Spatial layout entries:
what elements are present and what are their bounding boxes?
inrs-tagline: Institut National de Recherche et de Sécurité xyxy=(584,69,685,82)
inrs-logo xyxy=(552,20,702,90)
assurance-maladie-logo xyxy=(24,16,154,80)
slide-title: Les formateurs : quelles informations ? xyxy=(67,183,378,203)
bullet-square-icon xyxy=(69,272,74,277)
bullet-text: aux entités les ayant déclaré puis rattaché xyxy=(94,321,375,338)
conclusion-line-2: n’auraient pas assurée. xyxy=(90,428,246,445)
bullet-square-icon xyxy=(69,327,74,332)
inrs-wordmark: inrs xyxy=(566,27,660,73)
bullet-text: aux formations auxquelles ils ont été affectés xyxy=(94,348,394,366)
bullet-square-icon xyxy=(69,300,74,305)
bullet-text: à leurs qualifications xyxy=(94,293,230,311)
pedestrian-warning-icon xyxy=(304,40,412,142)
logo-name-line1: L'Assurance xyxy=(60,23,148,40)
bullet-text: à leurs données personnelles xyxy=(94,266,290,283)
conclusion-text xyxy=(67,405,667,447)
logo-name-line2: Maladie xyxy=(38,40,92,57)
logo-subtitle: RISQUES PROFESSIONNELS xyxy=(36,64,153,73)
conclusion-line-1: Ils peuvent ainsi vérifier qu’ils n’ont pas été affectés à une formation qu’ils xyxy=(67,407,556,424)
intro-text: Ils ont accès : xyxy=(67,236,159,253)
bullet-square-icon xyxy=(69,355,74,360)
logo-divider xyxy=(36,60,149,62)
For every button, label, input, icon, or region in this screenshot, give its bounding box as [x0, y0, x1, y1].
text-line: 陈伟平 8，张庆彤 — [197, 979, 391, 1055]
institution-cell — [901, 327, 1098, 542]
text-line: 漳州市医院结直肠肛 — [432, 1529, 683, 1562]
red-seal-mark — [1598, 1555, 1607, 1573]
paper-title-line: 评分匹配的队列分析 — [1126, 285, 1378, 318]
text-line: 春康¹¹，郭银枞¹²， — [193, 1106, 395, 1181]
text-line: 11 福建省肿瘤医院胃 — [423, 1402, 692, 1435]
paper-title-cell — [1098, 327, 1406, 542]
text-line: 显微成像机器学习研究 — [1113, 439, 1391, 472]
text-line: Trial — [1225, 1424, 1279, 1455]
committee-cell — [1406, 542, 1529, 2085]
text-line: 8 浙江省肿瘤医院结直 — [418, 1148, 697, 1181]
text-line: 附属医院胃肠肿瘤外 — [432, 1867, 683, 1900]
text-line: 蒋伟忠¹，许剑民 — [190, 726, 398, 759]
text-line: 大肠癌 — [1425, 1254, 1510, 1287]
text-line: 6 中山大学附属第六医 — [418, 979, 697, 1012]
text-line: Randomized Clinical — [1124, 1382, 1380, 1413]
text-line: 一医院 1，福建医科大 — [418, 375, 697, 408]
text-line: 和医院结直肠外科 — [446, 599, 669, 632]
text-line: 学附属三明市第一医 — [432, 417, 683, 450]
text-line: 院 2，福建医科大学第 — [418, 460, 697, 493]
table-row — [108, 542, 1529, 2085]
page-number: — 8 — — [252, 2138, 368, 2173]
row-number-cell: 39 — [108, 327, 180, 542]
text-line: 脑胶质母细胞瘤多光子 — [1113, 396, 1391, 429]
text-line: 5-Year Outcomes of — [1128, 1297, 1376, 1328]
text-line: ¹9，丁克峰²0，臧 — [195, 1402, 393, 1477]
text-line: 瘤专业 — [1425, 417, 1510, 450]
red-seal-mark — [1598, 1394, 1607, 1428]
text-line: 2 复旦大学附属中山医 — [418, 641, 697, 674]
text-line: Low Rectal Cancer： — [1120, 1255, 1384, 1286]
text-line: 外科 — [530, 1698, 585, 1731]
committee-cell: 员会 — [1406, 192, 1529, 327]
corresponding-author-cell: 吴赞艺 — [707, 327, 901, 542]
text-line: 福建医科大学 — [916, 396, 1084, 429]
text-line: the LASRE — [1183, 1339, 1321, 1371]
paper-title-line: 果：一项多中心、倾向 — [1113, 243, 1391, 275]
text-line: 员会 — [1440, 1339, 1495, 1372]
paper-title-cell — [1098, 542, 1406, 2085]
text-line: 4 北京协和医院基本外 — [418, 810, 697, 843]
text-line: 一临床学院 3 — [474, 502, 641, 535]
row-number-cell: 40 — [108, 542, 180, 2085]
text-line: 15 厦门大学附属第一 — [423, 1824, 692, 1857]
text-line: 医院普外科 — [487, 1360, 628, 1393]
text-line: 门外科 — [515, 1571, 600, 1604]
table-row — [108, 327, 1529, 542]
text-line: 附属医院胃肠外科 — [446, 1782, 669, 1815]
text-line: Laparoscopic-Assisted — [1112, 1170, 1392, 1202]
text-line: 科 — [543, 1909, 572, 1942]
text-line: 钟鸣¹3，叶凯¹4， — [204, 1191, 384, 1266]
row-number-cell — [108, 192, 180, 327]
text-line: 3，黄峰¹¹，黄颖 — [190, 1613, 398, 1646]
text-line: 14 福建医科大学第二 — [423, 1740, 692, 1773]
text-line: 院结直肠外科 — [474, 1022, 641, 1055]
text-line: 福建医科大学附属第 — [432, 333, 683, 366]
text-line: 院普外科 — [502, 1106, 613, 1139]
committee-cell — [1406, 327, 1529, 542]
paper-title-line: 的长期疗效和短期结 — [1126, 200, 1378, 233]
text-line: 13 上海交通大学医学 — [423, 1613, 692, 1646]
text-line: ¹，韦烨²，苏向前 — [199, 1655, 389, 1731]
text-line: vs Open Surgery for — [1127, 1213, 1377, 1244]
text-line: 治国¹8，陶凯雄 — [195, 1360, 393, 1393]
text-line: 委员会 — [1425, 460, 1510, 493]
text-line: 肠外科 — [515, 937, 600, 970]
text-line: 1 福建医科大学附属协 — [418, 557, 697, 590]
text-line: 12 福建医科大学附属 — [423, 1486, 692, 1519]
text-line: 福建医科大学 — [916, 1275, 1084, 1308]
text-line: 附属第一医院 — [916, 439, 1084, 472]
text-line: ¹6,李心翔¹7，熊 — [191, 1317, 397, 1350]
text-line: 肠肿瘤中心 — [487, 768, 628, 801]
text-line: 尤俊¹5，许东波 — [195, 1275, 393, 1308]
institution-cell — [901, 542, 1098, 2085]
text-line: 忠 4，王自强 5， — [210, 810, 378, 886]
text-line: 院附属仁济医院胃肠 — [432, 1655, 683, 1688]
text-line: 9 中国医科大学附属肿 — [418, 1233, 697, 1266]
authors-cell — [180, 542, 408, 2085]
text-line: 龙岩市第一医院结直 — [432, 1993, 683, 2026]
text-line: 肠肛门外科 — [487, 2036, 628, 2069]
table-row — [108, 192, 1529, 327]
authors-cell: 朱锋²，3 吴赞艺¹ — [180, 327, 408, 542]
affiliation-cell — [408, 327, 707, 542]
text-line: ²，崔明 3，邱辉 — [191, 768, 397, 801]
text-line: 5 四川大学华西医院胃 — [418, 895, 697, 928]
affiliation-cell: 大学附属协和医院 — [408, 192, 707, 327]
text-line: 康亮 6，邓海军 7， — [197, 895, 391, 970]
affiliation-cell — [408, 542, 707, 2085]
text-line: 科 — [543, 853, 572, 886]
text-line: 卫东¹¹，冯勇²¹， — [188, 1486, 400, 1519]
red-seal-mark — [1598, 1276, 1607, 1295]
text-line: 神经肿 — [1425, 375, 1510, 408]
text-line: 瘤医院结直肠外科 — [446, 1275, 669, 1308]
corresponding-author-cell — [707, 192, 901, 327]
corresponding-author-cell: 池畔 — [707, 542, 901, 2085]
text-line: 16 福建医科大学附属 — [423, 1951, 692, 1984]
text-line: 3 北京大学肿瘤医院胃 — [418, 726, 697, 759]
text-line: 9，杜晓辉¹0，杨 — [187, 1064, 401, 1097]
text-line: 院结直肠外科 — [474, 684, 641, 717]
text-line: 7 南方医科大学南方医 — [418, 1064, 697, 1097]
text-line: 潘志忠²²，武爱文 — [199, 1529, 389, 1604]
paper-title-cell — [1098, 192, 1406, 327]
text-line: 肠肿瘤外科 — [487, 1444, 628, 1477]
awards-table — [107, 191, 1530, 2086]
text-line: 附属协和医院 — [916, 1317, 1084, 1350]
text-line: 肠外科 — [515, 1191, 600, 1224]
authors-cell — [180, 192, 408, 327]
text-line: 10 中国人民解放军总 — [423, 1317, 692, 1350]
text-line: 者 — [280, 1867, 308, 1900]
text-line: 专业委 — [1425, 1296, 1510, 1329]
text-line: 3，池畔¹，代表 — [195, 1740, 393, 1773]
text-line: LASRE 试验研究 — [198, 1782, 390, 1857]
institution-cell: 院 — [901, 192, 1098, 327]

CHALLENGE: Pull out every line in the rows above that contains the word "affiliation".

FULL OUTPUT:
affiliation-cell — [408, 327, 707, 542]
affiliation-cell: 大学附属协和医院 — [408, 192, 707, 327]
affiliation-cell — [408, 542, 707, 2085]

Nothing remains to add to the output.